_Your instructions_: Collect every line in the records below that contains the word "colors".

Dataset rows about figures

------------------------------

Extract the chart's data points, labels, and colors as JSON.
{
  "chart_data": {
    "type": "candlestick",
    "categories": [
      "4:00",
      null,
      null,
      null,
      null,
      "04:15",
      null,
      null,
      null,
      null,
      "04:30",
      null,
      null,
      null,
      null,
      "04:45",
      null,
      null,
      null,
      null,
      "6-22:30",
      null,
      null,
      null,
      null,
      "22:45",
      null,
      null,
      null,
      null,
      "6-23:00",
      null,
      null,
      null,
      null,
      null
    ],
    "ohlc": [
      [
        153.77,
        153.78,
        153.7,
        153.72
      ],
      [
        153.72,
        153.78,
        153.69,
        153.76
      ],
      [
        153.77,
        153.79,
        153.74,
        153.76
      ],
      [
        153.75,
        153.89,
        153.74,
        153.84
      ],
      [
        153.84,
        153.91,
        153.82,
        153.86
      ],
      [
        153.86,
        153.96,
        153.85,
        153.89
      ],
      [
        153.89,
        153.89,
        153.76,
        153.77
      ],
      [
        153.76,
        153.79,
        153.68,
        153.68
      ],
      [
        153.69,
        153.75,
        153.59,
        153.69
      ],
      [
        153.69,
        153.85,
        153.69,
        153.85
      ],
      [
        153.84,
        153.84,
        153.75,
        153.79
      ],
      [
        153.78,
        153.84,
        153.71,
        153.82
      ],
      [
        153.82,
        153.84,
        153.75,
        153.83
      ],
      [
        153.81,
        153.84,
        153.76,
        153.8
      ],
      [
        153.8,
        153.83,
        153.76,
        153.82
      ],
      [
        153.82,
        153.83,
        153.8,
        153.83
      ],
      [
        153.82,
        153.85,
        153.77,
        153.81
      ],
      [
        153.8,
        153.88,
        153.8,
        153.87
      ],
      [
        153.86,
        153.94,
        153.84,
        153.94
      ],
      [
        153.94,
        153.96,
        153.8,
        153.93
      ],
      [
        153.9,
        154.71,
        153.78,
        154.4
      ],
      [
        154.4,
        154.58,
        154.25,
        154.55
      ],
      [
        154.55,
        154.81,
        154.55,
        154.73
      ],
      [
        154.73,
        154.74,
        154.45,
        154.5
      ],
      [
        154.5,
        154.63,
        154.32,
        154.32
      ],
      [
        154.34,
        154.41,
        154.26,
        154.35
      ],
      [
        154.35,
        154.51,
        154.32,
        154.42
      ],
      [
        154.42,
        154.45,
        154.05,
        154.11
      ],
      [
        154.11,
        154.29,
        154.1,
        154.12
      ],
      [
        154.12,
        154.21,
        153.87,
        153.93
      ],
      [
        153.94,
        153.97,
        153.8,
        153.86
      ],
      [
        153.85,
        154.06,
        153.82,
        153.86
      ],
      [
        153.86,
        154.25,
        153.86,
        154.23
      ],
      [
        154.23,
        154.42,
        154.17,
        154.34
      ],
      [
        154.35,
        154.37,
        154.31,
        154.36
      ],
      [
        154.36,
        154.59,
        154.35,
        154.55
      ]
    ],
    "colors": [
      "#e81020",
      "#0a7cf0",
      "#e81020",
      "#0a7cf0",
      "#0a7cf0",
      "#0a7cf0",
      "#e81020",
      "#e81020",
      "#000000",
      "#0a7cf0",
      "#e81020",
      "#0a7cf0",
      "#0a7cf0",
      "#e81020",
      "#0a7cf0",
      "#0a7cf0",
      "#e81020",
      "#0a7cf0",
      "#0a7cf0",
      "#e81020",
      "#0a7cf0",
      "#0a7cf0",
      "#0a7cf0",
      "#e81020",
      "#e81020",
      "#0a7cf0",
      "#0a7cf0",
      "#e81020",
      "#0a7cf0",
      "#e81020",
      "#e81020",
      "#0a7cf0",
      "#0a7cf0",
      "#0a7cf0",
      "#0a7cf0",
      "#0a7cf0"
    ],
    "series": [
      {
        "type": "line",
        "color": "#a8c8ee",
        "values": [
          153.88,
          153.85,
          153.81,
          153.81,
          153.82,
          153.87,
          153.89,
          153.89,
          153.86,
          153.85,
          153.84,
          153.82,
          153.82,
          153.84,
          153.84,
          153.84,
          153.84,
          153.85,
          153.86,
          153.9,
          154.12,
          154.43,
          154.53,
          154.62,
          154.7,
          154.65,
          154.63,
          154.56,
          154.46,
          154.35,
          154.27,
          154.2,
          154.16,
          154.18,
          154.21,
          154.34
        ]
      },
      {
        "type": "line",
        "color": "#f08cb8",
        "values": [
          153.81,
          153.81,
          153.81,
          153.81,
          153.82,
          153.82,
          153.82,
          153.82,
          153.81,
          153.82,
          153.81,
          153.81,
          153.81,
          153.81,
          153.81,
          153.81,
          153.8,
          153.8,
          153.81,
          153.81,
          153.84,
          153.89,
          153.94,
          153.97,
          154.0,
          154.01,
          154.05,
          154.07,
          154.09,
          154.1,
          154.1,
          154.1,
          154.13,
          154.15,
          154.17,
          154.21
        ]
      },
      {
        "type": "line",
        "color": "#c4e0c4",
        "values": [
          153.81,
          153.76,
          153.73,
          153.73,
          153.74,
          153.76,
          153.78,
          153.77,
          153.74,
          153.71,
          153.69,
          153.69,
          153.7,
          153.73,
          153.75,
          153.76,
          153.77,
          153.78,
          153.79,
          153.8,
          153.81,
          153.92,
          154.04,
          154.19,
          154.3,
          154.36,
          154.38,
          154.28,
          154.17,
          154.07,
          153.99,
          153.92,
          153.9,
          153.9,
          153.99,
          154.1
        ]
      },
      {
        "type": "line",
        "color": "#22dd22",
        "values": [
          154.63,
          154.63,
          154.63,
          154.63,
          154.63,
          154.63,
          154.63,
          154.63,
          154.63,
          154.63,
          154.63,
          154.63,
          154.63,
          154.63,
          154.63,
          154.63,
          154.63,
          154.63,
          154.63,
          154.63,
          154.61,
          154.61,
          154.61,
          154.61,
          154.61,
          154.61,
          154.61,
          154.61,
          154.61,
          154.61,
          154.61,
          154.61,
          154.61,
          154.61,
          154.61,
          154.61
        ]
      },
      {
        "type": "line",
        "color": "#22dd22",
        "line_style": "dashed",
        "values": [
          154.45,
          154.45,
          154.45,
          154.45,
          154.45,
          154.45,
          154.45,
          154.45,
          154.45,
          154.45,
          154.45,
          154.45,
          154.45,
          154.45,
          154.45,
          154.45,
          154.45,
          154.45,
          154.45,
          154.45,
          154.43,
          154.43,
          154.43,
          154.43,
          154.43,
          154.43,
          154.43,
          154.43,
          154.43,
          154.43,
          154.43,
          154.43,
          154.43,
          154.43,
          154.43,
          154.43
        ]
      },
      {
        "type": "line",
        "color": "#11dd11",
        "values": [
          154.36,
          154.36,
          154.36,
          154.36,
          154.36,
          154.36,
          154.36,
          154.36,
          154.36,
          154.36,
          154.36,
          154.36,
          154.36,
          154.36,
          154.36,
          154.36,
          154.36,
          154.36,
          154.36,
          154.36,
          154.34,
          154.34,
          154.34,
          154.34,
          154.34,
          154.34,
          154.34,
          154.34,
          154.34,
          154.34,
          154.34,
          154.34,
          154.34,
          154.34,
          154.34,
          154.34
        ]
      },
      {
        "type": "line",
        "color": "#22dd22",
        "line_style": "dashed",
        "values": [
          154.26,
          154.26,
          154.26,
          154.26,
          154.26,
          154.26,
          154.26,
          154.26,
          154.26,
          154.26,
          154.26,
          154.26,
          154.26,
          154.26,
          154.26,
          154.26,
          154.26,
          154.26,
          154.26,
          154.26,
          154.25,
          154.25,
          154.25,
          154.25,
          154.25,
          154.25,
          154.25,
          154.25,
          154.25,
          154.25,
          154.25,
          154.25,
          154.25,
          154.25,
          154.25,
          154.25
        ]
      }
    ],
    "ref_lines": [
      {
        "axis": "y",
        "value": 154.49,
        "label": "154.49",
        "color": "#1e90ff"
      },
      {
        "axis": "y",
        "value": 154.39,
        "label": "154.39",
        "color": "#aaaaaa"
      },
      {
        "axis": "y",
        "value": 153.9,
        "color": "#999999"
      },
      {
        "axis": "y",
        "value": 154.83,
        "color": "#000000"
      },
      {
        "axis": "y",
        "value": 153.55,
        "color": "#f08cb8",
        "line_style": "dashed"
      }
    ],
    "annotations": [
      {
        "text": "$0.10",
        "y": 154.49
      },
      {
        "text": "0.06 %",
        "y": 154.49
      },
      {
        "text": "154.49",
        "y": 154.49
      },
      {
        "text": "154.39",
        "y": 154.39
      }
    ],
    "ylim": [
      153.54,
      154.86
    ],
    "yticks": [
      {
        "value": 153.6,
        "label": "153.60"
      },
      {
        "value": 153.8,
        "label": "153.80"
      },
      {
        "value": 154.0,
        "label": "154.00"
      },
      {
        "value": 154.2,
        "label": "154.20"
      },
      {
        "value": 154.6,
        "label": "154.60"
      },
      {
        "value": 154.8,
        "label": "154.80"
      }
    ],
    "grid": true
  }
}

------------------------------

_Result of this exercise_:
Extract the chart's data points, labels, and colors as JSON.
    "colors": [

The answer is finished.